Every line of the records below should be restated exactly.

[Part of a data file]

**********

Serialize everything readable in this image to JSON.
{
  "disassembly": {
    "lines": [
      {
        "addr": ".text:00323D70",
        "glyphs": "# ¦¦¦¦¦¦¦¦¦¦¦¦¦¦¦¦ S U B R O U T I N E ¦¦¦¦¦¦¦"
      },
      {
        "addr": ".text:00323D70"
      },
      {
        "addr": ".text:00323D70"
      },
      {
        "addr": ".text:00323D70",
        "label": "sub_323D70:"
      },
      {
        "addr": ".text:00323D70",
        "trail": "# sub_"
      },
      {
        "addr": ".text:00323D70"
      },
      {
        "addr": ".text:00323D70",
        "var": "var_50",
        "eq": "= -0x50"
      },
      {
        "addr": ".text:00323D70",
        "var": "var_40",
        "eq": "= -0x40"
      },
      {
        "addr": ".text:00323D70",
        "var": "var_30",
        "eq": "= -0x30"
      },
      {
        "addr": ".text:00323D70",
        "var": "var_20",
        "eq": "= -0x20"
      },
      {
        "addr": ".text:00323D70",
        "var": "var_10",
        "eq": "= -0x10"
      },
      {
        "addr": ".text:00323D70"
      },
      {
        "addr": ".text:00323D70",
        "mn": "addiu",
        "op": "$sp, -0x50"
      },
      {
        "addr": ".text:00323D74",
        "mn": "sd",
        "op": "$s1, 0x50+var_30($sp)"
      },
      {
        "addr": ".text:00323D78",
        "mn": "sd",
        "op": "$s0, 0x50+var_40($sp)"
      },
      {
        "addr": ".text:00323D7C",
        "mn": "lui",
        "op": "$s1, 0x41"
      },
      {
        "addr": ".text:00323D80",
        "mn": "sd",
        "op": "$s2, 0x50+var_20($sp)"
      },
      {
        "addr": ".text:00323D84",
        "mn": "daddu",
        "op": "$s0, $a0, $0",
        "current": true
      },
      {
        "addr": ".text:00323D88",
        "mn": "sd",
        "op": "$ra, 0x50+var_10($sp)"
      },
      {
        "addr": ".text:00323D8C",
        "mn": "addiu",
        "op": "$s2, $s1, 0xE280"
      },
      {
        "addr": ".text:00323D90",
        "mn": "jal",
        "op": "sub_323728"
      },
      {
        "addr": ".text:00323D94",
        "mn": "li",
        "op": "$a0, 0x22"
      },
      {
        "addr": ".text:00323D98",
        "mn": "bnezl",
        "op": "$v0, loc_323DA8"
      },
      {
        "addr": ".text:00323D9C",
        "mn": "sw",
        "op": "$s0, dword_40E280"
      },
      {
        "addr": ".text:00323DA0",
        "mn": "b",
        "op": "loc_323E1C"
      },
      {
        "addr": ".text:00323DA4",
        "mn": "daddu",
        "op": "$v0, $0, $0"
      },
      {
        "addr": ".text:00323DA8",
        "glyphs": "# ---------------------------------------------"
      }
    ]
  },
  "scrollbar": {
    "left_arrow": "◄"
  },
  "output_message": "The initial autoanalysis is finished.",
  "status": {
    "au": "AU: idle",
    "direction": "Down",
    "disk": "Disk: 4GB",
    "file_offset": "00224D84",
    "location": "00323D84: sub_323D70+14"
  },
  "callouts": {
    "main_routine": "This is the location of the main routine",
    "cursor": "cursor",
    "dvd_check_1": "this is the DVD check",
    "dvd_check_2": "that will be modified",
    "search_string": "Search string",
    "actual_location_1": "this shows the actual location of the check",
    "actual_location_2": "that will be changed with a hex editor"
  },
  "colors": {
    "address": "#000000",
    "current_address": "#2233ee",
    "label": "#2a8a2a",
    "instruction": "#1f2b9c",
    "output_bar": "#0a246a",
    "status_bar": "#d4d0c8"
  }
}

**********

#### WRITTEN REPLY
Serialize everything readable in this image to JSON.
{
  "disassembly": {
    "lines": [
      {
        "addr": ".text:00323D70",
        "glyphs": "# ¦¦¦¦¦¦¦¦¦¦¦¦¦¦¦¦ S U B R O U T I N E ¦¦¦¦¦¦¦"
      },
      {
        "addr": ".text:00323D70"
      },
      {
        "addr": ".text:00323D70"
      },
      {
        "addr": ".text:00323D70",
        "label": "sub_323D70:"
      },
      {
        "addr": ".text:00323D70",
        "trail": "# sub_"
      },
      {
        "addr": ".text:00323D70"
      },
      {
        "addr": ".text:00323D70",
        "var": "var_50",
        "eq": "= -0x50"
      },
      {
        "addr": ".text:00323D70",
        "var": "var_40",
        "eq": "= -0x40"
      },
      {
        "addr": ".text:00323D70",
        "var": "var_30",
        "eq": "= -0x30"
      },
      {
        "addr": ".text:00323D70",
        "var": "var_20",
        "eq": "= -0x20"
      },
      {
        "addr": ".text:00323D70",
        "var": "var_10",
        "eq": "= -0x10"
      },
      {
        "addr": ".text:00323D70"
      },
      {
        "addr": ".text:00323D70",
        "mn": "addiu",
        "op": "$sp, -0x50"
      },
      {
        "addr": ".text:00323D74",
        "mn": "sd",
        "op": "$s1, 0x50+var_30($sp)"
      },
      {
        "addr": ".text:00323D78",
        "mn": "sd",
        "op": "$s0, 0x50+var_40($sp)"
      },
      {
        "addr": ".text:00323D7C",
        "mn": "lui",
        "op": "$s1, 0x41"
      },
      {
        "addr": ".text:00323D80",
        "mn": "sd",
        "op": "$s2, 0x50+var_20($sp)"
      },
      {
        "addr": ".text:00323D84",
        "mn": "daddu",
        "op": "$s0, $a0, $0",
        "current": true
      },
      {
        "addr": ".text:00323D88",
        "mn": "sd",
        "op": "$ra, 0x50+var_10($sp)"
      },
      {
        "addr": ".text:00323D8C",
        "mn": "addiu",
        "op": "$s2, $s1, 0xE280"
      },
      {
        "addr": ".text:00323D90",
        "mn": "jal",
        "op": "sub_323728"
      },
      {
        "addr": ".text:00323D94",
        "mn": "li",
        "op": "$a0, 0x22"
      },
      {
        "addr": ".text:00323D98",
        "mn": "bnezl",
        "op": "$v0, loc_323DA8"
      },
      {
        "addr": ".text:00323D9C",
        "mn": "sw",
        "op": "$s0, dword_40E280"
      },
      {
        "addr": ".text:00323DA0",
        "mn": "b",
        "op": "loc_323E1C"
      },
      {
        "addr": ".text:00323DA4",
        "mn": "daddu",
        "op": "$v0, $0, $0"
      },
      {
        "addr": ".text:00323DA8",
        "glyphs": "# ---------------------------------------------"
      }
    ]
  },
  "scrollbar": {
    "left_arrow": "◄"
  },
  "output_message": "The initial autoanalysis is finished.",
  "status": {
    "au": "AU: idle",
    "direction": "Down",
    "disk": "Disk: 4GB",
    "file_offset": "00224D84",
    "location": "00323D84: sub_323D70+14"
  },
  "callouts": {
    "main_routine": "This is the location of the main routine",
    "cursor": "cursor",
    "dvd_check_1": "this is the DVD check",
    "dvd_check_2": "that will be modified",
    "search_string": "Search string",
    "actual_location_1": "this shows the actual location of the check",
    "actual_location_2": "that will be changed with a hex editor"
  },
  "colors": {
    "address": "#000000",
    "current_address": "#2233ee",
    "label": "#2a8a2a",
    "instruction": "#1f2b9c",
    "output_bar": "#0a246a",
    "status_bar": "#d4d0c8"
  }
}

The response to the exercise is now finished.